-- Exercise material --
◆ ◆ ◆ ◆ ◆

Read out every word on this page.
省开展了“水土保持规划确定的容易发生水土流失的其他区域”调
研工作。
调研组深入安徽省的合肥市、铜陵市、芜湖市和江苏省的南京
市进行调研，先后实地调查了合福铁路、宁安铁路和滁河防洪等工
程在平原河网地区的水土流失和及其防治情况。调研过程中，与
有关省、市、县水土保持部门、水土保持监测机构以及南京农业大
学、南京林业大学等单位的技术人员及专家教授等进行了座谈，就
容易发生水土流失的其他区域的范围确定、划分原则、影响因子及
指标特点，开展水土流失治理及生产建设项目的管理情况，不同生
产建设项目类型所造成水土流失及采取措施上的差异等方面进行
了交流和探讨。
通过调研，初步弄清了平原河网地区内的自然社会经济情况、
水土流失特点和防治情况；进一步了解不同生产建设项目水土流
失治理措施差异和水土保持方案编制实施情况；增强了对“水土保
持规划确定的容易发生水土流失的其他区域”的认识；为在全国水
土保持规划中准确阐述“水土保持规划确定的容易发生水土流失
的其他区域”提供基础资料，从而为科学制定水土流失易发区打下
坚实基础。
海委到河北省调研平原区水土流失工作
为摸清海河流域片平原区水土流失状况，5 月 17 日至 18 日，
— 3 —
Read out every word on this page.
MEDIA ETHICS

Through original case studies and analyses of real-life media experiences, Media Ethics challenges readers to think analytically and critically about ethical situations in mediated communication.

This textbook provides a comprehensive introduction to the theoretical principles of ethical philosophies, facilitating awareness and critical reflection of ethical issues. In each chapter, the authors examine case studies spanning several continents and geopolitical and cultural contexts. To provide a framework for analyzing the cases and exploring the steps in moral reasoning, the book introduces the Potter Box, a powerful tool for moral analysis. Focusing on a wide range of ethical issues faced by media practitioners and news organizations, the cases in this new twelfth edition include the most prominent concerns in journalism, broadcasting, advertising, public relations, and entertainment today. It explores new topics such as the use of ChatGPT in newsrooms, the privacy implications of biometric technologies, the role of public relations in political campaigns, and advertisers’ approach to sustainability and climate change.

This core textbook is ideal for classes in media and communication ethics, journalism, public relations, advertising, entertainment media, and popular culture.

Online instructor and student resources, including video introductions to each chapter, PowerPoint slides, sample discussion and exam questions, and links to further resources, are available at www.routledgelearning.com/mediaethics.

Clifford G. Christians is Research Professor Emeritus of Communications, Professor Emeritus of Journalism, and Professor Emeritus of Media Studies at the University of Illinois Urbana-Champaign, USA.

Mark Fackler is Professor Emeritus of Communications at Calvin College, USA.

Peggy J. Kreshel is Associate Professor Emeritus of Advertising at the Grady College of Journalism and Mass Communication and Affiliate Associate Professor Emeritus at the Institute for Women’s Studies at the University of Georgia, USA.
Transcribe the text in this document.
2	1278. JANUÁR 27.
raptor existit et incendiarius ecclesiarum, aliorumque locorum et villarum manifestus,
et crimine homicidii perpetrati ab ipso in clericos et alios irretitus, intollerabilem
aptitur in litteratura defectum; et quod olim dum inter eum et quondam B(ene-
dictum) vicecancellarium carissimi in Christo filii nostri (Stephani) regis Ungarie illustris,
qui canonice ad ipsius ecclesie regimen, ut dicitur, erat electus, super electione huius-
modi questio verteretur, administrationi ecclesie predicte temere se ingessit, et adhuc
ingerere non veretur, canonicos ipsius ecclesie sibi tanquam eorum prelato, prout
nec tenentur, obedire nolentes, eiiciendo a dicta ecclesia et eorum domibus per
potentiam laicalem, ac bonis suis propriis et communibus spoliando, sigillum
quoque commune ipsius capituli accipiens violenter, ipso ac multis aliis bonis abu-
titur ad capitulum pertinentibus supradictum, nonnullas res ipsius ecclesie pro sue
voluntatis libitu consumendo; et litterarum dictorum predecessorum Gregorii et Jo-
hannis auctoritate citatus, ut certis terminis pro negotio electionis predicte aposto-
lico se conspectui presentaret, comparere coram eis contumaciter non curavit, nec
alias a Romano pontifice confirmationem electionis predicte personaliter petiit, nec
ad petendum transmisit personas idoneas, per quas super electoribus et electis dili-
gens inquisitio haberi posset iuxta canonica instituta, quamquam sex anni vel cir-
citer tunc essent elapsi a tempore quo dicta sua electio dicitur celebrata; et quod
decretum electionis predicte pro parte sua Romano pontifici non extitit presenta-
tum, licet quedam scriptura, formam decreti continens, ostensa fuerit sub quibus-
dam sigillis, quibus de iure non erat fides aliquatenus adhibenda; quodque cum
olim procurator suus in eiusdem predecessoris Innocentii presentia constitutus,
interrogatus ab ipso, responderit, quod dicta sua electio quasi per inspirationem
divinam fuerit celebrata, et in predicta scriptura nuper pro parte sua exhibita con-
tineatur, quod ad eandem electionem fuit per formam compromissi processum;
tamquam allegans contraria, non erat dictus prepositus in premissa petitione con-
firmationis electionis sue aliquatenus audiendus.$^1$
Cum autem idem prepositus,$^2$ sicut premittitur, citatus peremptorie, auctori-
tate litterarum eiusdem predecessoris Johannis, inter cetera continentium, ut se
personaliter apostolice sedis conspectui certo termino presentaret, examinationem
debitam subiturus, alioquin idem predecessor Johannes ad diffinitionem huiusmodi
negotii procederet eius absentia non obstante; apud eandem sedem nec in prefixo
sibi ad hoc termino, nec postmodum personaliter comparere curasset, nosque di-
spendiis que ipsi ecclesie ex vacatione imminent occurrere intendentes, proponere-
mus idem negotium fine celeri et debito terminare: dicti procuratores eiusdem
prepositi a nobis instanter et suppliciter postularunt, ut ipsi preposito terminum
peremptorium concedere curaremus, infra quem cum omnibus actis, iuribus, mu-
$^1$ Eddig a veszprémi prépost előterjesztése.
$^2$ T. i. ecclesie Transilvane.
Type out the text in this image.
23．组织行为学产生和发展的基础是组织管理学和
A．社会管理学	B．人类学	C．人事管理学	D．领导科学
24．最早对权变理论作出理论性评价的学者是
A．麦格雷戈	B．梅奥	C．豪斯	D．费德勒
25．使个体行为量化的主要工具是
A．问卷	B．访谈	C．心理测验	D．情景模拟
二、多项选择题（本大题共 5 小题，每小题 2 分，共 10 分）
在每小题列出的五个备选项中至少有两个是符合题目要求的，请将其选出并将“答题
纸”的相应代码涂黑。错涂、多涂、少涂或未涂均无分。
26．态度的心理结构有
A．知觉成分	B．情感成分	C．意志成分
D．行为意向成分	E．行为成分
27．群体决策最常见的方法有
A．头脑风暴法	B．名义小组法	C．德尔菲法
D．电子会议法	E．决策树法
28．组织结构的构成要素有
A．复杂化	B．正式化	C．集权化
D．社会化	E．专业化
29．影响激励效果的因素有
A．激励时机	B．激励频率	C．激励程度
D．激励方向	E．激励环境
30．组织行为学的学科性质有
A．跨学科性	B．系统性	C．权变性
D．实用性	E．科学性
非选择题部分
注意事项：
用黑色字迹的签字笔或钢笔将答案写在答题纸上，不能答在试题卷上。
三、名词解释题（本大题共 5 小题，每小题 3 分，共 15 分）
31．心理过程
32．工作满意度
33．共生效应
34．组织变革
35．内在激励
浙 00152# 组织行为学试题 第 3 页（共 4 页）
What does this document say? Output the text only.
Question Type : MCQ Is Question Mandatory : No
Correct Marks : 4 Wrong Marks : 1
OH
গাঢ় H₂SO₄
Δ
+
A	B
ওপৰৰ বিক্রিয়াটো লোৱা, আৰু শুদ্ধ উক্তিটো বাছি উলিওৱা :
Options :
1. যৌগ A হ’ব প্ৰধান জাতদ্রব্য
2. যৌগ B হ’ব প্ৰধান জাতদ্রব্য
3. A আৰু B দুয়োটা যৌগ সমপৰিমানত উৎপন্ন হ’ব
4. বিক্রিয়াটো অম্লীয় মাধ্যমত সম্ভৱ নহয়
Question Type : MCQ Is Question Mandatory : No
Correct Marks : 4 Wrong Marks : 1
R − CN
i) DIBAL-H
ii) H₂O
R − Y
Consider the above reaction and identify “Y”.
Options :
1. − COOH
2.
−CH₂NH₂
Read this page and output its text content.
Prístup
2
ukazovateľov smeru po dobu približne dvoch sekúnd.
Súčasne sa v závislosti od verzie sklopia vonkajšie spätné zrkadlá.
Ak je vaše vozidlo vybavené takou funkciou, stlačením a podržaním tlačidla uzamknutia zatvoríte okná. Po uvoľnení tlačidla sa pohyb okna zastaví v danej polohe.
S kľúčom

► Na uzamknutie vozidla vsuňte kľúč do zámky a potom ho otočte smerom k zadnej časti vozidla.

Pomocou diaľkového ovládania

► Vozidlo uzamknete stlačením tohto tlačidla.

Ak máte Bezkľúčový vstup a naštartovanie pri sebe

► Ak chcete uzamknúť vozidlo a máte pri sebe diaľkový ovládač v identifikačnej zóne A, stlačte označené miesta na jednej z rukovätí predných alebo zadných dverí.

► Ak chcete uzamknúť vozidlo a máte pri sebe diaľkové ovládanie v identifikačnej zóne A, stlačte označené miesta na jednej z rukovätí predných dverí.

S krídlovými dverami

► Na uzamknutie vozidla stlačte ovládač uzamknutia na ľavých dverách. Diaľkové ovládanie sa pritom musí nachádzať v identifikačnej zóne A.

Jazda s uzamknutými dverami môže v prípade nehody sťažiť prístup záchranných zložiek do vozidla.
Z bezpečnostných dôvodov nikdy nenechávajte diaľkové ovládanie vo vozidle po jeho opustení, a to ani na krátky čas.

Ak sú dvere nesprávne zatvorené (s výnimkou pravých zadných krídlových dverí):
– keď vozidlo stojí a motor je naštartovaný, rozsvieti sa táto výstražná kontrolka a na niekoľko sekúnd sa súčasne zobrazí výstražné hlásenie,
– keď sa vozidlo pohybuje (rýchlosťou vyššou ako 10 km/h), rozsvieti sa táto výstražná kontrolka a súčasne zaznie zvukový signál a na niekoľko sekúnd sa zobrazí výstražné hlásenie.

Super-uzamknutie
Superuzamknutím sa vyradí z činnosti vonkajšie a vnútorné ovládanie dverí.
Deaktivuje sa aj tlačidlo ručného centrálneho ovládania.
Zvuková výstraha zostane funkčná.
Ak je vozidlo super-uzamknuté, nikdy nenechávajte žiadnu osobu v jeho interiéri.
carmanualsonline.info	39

◆ ◆ ◆ ◆ ◆

-- Objective --
Lines of the material that contain the word "formam" are to be gathered.

-- Result --
tum, licet quedam scriptura, formam decreti continens, ostensa fuerit sub quibus-
tineatur, quod ad eandem electionem fuit per formam compromissi processum;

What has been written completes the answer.